> [SET TASK] Each line that holds the word "biustonoszy" should be returned.

> [DATA FOR PROCESSING]
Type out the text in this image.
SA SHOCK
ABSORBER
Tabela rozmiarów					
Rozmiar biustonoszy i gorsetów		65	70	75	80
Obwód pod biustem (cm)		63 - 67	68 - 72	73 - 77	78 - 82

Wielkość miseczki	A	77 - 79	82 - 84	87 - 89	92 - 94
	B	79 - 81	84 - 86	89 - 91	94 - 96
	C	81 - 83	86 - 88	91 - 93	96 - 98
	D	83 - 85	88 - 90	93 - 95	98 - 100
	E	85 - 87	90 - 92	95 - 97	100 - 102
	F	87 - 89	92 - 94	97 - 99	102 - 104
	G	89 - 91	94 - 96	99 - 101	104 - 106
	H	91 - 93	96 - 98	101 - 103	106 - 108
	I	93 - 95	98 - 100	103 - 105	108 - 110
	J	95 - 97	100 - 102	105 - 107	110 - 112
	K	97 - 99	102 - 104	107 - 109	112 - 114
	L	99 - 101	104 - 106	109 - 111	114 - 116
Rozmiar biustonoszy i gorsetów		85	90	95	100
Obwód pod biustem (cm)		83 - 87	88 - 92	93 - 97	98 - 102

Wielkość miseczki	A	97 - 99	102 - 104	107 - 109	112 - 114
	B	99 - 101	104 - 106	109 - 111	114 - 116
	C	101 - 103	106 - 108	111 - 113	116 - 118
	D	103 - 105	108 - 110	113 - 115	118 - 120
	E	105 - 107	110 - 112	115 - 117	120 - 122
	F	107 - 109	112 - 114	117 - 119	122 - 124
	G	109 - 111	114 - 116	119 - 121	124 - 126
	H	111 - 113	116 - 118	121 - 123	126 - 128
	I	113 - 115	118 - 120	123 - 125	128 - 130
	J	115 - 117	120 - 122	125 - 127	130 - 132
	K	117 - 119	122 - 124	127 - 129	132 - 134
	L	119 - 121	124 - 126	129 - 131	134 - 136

> [WORKED ANSWER]
Rozmiar biustonoszy i gorsetów		65	70	75	80
Rozmiar biustonoszy i gorsetów		85	90	95	100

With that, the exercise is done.